**Request:** Retype the records word for word, starting at the very first line and ending with the line that contains "x-tick-label: 11 [477,942,490,956]".

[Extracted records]
-- Begin --

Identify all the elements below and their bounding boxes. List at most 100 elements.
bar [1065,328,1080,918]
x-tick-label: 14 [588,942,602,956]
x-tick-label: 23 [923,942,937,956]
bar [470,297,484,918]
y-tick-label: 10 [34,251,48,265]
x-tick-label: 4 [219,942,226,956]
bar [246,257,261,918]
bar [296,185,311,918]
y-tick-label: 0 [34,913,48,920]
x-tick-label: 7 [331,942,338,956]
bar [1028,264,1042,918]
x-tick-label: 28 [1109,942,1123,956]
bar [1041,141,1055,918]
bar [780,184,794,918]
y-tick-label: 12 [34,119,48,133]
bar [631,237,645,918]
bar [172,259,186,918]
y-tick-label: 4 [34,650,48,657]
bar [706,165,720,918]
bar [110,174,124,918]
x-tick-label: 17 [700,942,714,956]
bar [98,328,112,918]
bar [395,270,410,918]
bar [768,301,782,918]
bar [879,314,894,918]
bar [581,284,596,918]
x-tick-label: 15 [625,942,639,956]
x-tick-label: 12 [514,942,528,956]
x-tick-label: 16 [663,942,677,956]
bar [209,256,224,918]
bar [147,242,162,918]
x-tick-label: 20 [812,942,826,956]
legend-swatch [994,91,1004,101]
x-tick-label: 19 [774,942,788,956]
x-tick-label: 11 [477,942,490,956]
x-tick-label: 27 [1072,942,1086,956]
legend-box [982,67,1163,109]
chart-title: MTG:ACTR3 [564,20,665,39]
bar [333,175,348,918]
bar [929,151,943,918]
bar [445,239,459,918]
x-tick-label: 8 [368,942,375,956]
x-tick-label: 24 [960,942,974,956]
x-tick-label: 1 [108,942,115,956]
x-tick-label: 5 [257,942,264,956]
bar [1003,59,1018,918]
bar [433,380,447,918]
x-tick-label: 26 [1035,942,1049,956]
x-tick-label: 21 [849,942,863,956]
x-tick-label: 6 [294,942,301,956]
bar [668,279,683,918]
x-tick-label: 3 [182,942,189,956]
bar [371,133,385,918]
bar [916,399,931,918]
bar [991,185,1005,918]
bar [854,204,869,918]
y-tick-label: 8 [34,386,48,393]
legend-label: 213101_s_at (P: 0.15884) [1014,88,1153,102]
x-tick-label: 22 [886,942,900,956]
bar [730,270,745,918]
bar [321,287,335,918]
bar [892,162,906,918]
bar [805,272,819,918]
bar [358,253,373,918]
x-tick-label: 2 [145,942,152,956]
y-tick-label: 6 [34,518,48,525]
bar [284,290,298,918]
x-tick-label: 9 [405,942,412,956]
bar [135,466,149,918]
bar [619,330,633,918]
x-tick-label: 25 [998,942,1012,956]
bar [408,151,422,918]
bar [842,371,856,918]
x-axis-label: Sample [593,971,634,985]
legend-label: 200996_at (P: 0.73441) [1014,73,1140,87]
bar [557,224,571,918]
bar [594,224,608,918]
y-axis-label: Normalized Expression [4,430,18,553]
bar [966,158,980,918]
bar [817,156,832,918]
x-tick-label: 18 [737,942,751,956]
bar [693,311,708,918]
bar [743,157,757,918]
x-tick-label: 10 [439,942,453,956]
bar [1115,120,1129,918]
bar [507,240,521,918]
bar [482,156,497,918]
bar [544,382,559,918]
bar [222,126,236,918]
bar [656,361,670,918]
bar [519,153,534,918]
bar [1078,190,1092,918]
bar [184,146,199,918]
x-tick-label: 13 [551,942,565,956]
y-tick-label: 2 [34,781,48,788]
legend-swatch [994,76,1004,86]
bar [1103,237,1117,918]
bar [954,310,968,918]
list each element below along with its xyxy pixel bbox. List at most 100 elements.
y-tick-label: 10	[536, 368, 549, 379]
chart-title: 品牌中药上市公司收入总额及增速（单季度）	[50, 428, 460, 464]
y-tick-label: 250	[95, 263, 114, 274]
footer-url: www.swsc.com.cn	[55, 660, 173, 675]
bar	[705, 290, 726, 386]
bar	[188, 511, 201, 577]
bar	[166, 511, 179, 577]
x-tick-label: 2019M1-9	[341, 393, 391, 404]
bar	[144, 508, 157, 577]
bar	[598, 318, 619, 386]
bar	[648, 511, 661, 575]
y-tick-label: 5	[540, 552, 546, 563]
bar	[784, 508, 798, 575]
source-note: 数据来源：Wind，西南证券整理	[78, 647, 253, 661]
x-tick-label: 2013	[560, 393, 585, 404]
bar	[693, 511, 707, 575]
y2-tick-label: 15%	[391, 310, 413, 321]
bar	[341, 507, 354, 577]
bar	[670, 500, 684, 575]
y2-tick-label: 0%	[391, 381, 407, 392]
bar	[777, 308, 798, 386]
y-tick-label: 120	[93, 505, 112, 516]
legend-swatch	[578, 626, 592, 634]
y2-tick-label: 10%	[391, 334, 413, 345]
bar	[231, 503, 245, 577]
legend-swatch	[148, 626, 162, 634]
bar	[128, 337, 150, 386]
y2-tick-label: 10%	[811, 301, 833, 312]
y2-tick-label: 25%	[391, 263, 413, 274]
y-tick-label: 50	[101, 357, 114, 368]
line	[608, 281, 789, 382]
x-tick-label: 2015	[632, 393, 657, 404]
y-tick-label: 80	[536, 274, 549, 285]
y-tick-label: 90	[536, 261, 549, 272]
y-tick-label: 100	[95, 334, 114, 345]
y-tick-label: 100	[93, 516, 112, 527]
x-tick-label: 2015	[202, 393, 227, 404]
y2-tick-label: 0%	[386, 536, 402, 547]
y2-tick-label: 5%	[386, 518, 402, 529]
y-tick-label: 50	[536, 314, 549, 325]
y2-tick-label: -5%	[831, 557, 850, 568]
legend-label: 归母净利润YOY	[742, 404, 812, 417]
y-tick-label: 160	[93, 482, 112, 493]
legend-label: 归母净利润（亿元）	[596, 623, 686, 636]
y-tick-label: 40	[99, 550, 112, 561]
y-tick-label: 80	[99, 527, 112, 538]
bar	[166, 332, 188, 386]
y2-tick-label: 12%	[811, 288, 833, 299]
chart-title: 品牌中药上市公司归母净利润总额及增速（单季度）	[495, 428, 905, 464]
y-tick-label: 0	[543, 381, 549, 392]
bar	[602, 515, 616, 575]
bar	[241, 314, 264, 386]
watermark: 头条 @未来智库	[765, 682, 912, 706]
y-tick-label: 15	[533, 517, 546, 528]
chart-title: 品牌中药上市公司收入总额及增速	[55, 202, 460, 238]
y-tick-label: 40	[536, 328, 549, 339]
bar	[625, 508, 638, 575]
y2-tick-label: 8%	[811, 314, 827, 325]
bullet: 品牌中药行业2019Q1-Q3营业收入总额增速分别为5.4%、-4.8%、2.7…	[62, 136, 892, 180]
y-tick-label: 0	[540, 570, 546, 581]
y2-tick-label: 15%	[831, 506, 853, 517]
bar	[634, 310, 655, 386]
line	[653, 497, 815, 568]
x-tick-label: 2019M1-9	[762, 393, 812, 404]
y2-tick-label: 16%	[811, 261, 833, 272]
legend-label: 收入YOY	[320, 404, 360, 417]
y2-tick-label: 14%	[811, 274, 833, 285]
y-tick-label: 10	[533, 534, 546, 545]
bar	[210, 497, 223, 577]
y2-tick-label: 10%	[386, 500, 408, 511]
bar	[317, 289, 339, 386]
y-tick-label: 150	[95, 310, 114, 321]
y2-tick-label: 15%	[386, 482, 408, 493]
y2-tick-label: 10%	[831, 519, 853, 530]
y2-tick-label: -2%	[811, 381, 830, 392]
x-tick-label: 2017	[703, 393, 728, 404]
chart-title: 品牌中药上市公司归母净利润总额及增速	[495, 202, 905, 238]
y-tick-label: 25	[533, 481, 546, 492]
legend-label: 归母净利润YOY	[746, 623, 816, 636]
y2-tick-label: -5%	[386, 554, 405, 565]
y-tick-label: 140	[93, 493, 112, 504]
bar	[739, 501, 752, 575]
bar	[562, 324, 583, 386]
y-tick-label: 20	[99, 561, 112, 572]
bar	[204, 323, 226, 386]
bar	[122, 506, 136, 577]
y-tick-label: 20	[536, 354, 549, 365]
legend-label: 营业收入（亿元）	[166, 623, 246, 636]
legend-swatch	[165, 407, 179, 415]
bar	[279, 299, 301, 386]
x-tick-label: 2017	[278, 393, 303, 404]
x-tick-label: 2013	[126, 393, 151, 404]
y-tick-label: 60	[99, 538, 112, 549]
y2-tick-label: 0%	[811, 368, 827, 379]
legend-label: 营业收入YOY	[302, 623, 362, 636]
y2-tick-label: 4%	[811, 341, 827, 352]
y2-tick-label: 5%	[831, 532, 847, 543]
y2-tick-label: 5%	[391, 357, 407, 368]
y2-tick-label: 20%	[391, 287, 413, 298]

-- End --

**Solution to the problem:**
Identify all the elements below and their bounding boxes. List at most 100 elements.
bar [1065,328,1080,918]
x-tick-label: 14 [588,942,602,956]
x-tick-label: 23 [923,942,937,956]
bar [470,297,484,918]
y-tick-label: 10 [34,251,48,265]
x-tick-label: 4 [219,942,226,956]
bar [246,257,261,918]
bar [296,185,311,918]
y-tick-label: 0 [34,913,48,920]
x-tick-label: 7 [331,942,338,956]
bar [1028,264,1042,918]
x-tick-label: 28 [1109,942,1123,956]
bar [1041,141,1055,918]
bar [780,184,794,918]
y-tick-label: 12 [34,119,48,133]
bar [631,237,645,918]
bar [172,259,186,918]
y-tick-label: 4 [34,650,48,657]
bar [706,165,720,918]
bar [110,174,124,918]
x-tick-label: 17 [700,942,714,956]
bar [98,328,112,918]
bar [395,270,410,918]
bar [768,301,782,918]
bar [879,314,894,918]
bar [581,284,596,918]
x-tick-label: 15 [625,942,639,956]
x-tick-label: 12 [514,942,528,956]
x-tick-label: 16 [663,942,677,956]
bar [209,256,224,918]
bar [147,242,162,918]
x-tick-label: 20 [812,942,826,956]
legend-swatch [994,91,1004,101]
x-tick-label: 19 [774,942,788,956]
x-tick-label: 11 [477,942,490,956]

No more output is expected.